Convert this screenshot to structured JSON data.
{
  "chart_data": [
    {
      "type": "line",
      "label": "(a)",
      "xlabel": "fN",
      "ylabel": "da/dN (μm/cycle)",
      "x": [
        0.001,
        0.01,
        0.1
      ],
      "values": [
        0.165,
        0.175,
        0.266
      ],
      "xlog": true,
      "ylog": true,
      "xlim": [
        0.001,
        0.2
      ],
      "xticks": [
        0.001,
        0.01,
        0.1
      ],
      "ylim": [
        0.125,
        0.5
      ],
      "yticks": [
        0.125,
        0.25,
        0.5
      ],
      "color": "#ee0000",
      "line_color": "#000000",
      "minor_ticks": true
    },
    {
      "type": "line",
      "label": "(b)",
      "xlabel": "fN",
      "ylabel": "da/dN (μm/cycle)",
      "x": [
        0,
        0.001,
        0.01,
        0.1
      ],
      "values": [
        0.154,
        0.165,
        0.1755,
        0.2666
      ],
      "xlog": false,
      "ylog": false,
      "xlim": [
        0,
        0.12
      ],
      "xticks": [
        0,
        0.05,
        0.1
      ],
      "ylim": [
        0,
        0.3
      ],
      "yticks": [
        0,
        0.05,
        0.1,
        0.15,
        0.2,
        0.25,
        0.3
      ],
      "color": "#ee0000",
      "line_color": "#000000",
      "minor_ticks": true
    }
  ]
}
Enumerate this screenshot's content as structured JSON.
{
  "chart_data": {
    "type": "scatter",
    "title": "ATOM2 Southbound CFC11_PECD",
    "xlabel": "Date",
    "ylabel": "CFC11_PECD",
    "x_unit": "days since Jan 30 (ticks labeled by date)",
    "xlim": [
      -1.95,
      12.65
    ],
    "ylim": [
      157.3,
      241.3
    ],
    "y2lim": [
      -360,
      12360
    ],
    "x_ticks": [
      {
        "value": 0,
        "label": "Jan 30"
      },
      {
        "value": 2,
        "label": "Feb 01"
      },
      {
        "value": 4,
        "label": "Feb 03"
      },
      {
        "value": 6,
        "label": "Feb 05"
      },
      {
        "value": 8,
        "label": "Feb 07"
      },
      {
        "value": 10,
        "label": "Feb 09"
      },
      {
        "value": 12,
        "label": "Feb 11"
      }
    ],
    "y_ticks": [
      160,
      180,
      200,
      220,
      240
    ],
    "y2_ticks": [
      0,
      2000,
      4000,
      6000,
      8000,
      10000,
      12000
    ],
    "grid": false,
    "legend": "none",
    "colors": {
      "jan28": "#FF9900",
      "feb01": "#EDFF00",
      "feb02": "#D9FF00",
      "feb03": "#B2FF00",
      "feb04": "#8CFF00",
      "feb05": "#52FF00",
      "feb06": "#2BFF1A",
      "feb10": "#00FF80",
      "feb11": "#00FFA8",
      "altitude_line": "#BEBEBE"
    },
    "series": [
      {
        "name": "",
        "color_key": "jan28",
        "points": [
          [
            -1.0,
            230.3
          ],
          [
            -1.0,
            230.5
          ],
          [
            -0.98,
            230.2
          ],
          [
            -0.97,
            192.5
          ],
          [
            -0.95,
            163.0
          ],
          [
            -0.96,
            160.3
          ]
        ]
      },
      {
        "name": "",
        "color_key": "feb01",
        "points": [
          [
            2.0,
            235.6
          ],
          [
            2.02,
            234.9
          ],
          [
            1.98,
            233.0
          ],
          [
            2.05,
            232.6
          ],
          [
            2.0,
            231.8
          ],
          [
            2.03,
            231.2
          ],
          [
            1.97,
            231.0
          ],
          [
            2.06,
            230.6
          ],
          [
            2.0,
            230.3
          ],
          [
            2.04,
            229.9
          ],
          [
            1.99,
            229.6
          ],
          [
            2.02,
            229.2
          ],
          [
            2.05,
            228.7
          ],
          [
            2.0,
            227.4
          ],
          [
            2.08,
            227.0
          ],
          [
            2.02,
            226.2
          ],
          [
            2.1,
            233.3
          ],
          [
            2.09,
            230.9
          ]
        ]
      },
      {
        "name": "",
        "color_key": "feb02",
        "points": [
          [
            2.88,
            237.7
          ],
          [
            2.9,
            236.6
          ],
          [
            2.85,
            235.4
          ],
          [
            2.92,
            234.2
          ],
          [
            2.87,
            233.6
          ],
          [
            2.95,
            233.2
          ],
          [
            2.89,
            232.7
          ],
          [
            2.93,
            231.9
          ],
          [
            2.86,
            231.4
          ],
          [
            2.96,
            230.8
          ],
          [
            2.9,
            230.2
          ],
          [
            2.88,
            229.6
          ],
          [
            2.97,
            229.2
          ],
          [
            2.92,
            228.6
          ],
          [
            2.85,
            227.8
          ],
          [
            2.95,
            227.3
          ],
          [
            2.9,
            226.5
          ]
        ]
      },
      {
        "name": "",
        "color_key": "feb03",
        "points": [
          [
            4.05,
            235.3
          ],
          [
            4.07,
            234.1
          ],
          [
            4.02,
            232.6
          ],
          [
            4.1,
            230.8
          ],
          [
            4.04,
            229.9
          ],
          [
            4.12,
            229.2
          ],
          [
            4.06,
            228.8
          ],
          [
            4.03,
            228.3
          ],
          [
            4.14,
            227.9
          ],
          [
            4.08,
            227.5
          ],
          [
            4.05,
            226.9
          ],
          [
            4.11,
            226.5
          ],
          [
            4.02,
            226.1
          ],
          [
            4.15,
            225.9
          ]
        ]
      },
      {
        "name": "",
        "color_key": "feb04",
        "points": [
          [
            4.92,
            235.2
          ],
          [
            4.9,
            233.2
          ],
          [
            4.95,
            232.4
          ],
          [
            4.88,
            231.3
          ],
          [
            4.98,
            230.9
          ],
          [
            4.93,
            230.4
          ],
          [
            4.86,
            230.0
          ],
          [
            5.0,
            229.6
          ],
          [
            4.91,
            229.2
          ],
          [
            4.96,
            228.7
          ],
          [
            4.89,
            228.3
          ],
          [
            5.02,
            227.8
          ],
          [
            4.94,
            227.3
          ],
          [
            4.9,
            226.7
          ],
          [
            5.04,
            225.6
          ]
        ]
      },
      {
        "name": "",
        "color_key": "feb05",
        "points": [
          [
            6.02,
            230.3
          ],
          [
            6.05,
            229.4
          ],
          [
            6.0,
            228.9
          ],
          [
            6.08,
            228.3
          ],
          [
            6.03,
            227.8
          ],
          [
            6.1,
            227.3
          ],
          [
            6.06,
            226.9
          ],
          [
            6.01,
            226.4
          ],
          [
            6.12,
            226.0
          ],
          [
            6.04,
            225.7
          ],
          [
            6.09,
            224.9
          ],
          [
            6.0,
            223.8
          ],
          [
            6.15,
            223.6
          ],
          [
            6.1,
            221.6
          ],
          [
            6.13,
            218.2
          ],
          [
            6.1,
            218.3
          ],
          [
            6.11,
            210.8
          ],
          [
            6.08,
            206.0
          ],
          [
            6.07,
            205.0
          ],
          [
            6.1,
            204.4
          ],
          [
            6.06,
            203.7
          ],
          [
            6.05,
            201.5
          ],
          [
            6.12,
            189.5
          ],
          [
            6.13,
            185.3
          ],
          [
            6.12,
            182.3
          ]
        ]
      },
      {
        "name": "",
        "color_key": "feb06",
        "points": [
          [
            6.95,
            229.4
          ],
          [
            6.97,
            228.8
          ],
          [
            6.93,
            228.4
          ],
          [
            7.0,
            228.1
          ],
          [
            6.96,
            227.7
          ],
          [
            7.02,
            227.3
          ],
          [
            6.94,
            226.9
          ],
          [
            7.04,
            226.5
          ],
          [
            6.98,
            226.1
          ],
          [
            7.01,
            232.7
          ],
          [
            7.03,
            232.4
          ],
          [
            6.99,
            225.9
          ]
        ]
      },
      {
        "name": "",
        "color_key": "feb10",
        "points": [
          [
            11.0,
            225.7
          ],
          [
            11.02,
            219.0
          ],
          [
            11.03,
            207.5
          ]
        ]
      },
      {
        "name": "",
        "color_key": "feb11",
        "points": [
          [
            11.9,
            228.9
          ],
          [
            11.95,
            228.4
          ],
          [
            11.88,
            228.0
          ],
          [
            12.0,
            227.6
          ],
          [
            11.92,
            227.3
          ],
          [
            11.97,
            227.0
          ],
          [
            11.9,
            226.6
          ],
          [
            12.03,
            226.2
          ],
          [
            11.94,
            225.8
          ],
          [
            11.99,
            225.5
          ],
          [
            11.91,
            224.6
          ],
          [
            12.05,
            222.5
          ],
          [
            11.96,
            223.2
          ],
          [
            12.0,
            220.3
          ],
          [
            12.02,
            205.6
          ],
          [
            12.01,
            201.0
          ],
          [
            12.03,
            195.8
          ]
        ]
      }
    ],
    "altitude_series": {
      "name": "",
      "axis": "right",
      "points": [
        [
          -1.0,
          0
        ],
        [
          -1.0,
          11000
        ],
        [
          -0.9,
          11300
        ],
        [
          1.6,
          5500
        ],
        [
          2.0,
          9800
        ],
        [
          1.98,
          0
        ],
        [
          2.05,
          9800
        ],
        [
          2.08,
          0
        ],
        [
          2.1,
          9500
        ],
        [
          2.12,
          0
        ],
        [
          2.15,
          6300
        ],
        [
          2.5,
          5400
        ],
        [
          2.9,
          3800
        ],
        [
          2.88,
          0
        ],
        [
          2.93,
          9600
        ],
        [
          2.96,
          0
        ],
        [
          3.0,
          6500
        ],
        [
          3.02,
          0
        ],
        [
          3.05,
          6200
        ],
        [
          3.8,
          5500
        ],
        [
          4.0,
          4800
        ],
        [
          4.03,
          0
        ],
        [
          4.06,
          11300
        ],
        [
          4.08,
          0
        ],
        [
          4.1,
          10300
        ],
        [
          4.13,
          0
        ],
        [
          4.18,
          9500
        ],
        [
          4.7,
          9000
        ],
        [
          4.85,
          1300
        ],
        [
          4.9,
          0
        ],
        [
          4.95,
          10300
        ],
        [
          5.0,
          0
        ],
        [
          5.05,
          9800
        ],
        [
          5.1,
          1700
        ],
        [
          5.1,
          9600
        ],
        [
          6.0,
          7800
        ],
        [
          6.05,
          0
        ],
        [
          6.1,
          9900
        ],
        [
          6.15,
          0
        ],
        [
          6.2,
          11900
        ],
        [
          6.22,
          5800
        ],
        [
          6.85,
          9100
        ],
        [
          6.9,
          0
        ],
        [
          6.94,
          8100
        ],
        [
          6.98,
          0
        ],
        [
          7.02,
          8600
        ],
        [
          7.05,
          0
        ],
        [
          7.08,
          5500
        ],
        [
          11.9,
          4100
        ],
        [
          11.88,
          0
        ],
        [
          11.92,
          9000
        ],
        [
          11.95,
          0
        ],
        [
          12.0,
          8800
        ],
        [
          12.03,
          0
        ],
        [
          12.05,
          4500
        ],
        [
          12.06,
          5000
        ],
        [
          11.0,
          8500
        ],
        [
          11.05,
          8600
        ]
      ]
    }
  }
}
++++++++++
PROBLEM TO WORK ON:
Only the number is wanted: how many lines of these entries contain the string "screenshot"?

REPLY TO THE EXERCISE:
2